*JOB*: Select the lines that contain "subtitle" and copy each of them.
↓
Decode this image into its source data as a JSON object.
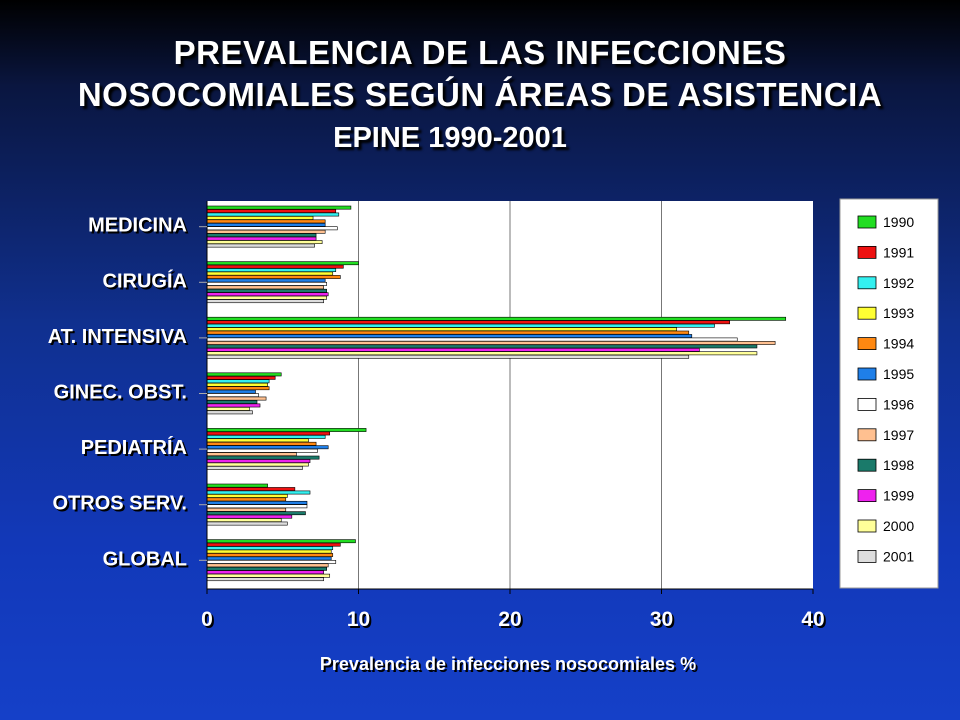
{
  "title_line1": "PREVALENCIA DE LAS INFECCIONES",
  "title_line2": "NOSOCOMIALES SEGÚN ÁREAS DE ASISTENCIA",
  "subtitle": "EPINE 1990-2001",
  "colors": {
    "1990": "#22dd22",
    "1991": "#ee1111",
    "1992": "#33f0f0",
    "1993": "#ffff33",
    "1994": "#ff8811",
    "1995": "#1f7fe8",
    "1996": "#ffffff",
    "1997": "#ffc090",
    "1998": "#1a7a6a",
    "1999": "#ee22ee",
    "2000": "#ffff99",
    "2001": "#dddddd"
  },
  "chart_data": {
    "type": "bar",
    "orientation": "horizontal",
    "title": "PREVALENCIA DE LAS INFECCIONES NOSOCOMIALES SEGÚN ÁREAS DE ASISTENCIA",
    "subtitle": "EPINE 1990-2001",
    "xlabel": "Prevalencia de infecciones nosocomiales %",
    "ylabel": "",
    "xlim": [
      0,
      40
    ],
    "xticks": [
      "0",
      "10",
      "20",
      "30",
      "40"
    ],
    "grid": true,
    "legend_position": "right",
    "categories": [
      "MEDICINA",
      "CIRUGÍA",
      "AT. INTENSIVA",
      "GINEC. OBST.",
      "PEDIATRÍA",
      "OTROS SERV.",
      "GLOBAL"
    ],
    "series": [
      {
        "name": "1990",
        "values": [
          9.5,
          10.0,
          38.2,
          4.9,
          10.5,
          4.0,
          9.8
        ]
      },
      {
        "name": "1991",
        "values": [
          8.5,
          9.0,
          34.5,
          4.5,
          8.1,
          5.8,
          8.8
        ]
      },
      {
        "name": "1992",
        "values": [
          8.7,
          8.5,
          33.5,
          4.1,
          7.8,
          6.8,
          8.3
        ]
      },
      {
        "name": "1993",
        "values": [
          7.0,
          8.3,
          31.0,
          4.0,
          6.7,
          5.3,
          8.2
        ]
      },
      {
        "name": "1994",
        "values": [
          7.8,
          8.8,
          31.8,
          4.1,
          7.2,
          5.2,
          8.3
        ]
      },
      {
        "name": "1995",
        "values": [
          7.8,
          7.8,
          32.0,
          3.2,
          8.0,
          6.6,
          8.2
        ]
      },
      {
        "name": "1996",
        "values": [
          8.6,
          7.9,
          35.0,
          3.4,
          7.3,
          6.6,
          8.5
        ]
      },
      {
        "name": "1997",
        "values": [
          7.8,
          7.7,
          37.5,
          3.9,
          5.9,
          5.2,
          8.0
        ]
      },
      {
        "name": "1998",
        "values": [
          7.2,
          7.9,
          36.3,
          3.3,
          7.4,
          6.5,
          7.9
        ]
      },
      {
        "name": "1999",
        "values": [
          7.2,
          8.0,
          32.5,
          3.5,
          6.8,
          5.6,
          7.7
        ]
      },
      {
        "name": "2000",
        "values": [
          7.6,
          7.9,
          36.3,
          2.8,
          6.7,
          4.9,
          8.1
        ]
      },
      {
        "name": "2001",
        "values": [
          7.1,
          7.7,
          31.8,
          3.0,
          6.3,
          5.3,
          7.7
        ]
      }
    ]
  }
}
↑
*TASK RESPONSE*:
  "subtitle": "EPINE 1990-2001",
    "subtitle": "EPINE 1990-2001",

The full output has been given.